• **What to work on**
Write out the records word for word, with no pictures.

• **Exercise input**
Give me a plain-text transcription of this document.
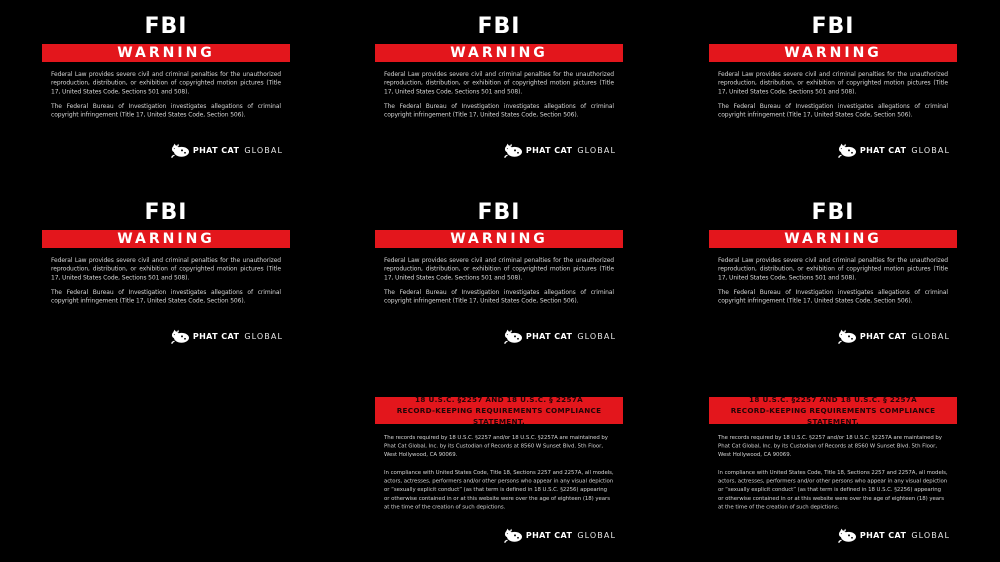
FBI
WARNING

Federal Law provides severe civil and criminal penalties for the unauthorized reproduction, distribution, or exhibition of copyrighted motion pictures (Title 17, United States Code, Sections 501 and 508).

The Federal Bureau of Investigation investigates allegations of criminal copyright infringement (Title 17, United States Code, Section 506).

PHAT CAT GLOBAL
FBI
WARNING

Federal Law provides severe civil and criminal penalties for the unauthorized reproduction, distribution, or exhibition of copyrighted motion pictures (Title 17, United States Code, Sections 501 and 508).

The Federal Bureau of Investigation investigates allegations of criminal copyright infringement (Title 17, United States Code, Section 506).

PHAT CAT GLOBAL
FBI
WARNING

Federal Law provides severe civil and criminal penalties for the unauthorized reproduction, distribution, or exhibition of copyrighted motion pictures (Title 17, United States Code, Sections 501 and 508).

The Federal Bureau of Investigation investigates allegations of criminal copyright infringement (Title 17, United States Code, Section 506).

PHAT CAT GLOBAL
FBI
WARNING

Federal Law provides severe civil and criminal penalties for the unauthorized reproduction, distribution, or exhibition of copyrighted motion pictures (Title 17, United States Code, Sections 501 and 508).

The Federal Bureau of Investigation investigates allegations of criminal copyright infringement (Title 17, United States Code, Section 506).

PHAT CAT GLOBAL
FBI
WARNING

Federal Law provides severe civil and criminal penalties for the unauthorized reproduction, distribution, or exhibition of copyrighted motion pictures (Title 17, United States Code, Sections 501 and 508).

The Federal Bureau of Investigation investigates allegations of criminal copyright infringement (Title 17, United States Code, Section 506).

PHAT CAT GLOBAL
FBI
WARNING

Federal Law provides severe civil and criminal penalties for the unauthorized reproduction, distribution, or exhibition of copyrighted motion pictures (Title 17, United States Code, Sections 501 and 508).

The Federal Bureau of Investigation investigates allegations of criminal copyright infringement (Title 17, United States Code, Section 506).

PHAT CAT GLOBAL
18 U.S.C. §2257 AND 18 U.S.C. § 2257A
RECORD-KEEPING REQUIREMENTS COMPLIANCE STATEMENT.

The records required by 18 U.S.C. §2257 and/or 18 U.S.C. §2257A are maintained by Phat Cat Global, Inc. by its Custodian of Records at 8560 W Sunset Blvd. 5th Floor, West Hollywood, CA 90069.

In compliance with United States Code, Title 18, Sections 2257 and 2257A, all models, actors, actresses, performers and/or other persons who appear in any visual depiction or “sexually explicit conduct” (as that term is defined in 18 U.S.C. §2256) appearing or otherwise contained in or at this website were over the age of eighteen (18) years at the time of the creation of such depictions.

PHAT CAT GLOBAL
18 U.S.C. §2257 AND 18 U.S.C. § 2257A
RECORD-KEEPING REQUIREMENTS COMPLIANCE STATEMENT.

The records required by 18 U.S.C. §2257 and/or 18 U.S.C. §2257A are maintained by Phat Cat Global, Inc. by its Custodian of Records at 8560 W Sunset Blvd. 5th Floor, West Hollywood, CA 90069.

In compliance with United States Code, Title 18, Sections 2257 and 2257A, all models, actors, actresses, performers and/or other persons who appear in any visual depiction or “sexually explicit conduct” (as that term is defined in 18 U.S.C. §2256) appearing or otherwise contained in or at this website were over the age of eighteen (18) years at the time of the creation of such depictions.

PHAT CAT GLOBAL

• **Finished exercise**
Give me a plain-text transcription of this document.
FBI
WARNING

Federal Law provides severe civil and criminal penalties for the unauthorized reproduction, distribution, or exhibition of copyrighted motion pictures (Title 17, United States Code, Sections 501 and 508).

The Federal Bureau of Investigation investigates allegations of criminal copyright infringement (Title 17, United States Code, Section 506).

PHAT CAT GLOBAL
FBI
WARNING

Federal Law provides severe civil and criminal penalties for the unauthorized reproduction, distribution, or exhibition of copyrighted motion pictures (Title 17, United States Code, Sections 501 and 508).

The Federal Bureau of Investigation investigates allegations of criminal copyright infringement (Title 17, United States Code, Section 506).

PHAT CAT GLOBAL
FBI
WARNING

Federal Law provides severe civil and criminal penalties for the unauthorized reproduction, distribution, or exhibition of copyrighted motion pictures (Title 17, United States Code, Sections 501 and 508).

The Federal Bureau of Investigation investigates allegations of criminal copyright infringement (Title 17, United States Code, Section 506).

PHAT CAT GLOBAL
FBI
WARNING

Federal Law provides severe civil and criminal penalties for the unauthorized reproduction, distribution, or exhibition of copyrighted motion pictures (Title 17, United States Code, Sections 501 and 508).

The Federal Bureau of Investigation investigates allegations of criminal copyright infringement (Title 17, United States Code, Section 506).

PHAT CAT GLOBAL
FBI
WARNING

Federal Law provides severe civil and criminal penalties for the unauthorized reproduction, distribution, or exhibition of copyrighted motion pictures (Title 17, United States Code, Sections 501 and 508).

The Federal Bureau of Investigation investigates allegations of criminal copyright infringement (Title 17, United States Code, Section 506).

PHAT CAT GLOBAL
FBI
WARNING

Federal Law provides severe civil and criminal penalties for the unauthorized reproduction, distribution, or exhibition of copyrighted motion pictures (Title 17, United States Code, Sections 501 and 508).

The Federal Bureau of Investigation investigates allegations of criminal copyright infringement (Title 17, United States Code, Section 506).

PHAT CAT GLOBAL
18 U.S.C. §2257 AND 18 U.S.C. § 2257A
RECORD-KEEPING REQUIREMENTS COMPLIANCE STATEMENT.

The records required by 18 U.S.C. §2257 and/or 18 U.S.C. §2257A are maintained by Phat Cat Global, Inc. by its Custodian of Records at 8560 W Sunset Blvd. 5th Floor, West Hollywood, CA 90069.

In compliance with United States Code, Title 18, Sections 2257 and 2257A, all models, actors, actresses, performers and/or other persons who appear in any visual depiction or “sexually explicit conduct” (as that term is defined in 18 U.S.C. §2256) appearing or otherwise contained in or at this website were over the age of eighteen (18) years at the time of the creation of such depictions.

PHAT CAT GLOBAL
18 U.S.C. §2257 AND 18 U.S.C. § 2257A
RECORD-KEEPING REQUIREMENTS COMPLIANCE STATEMENT.

The records required by 18 U.S.C. §2257 and/or 18 U.S.C. §2257A are maintained by Phat Cat Global, Inc. by its Custodian of Records at 8560 W Sunset Blvd. 5th Floor, West Hollywood, CA 90069.

In compliance with United States Code, Title 18, Sections 2257 and 2257A, all models, actors, actresses, performers and/or other persons who appear in any visual depiction or “sexually explicit conduct” (as that term is defined in 18 U.S.C. §2256) appearing or otherwise contained in or at this website were over the age of eighteen (18) years at the time of the creation of such depictions.

PHAT CAT GLOBAL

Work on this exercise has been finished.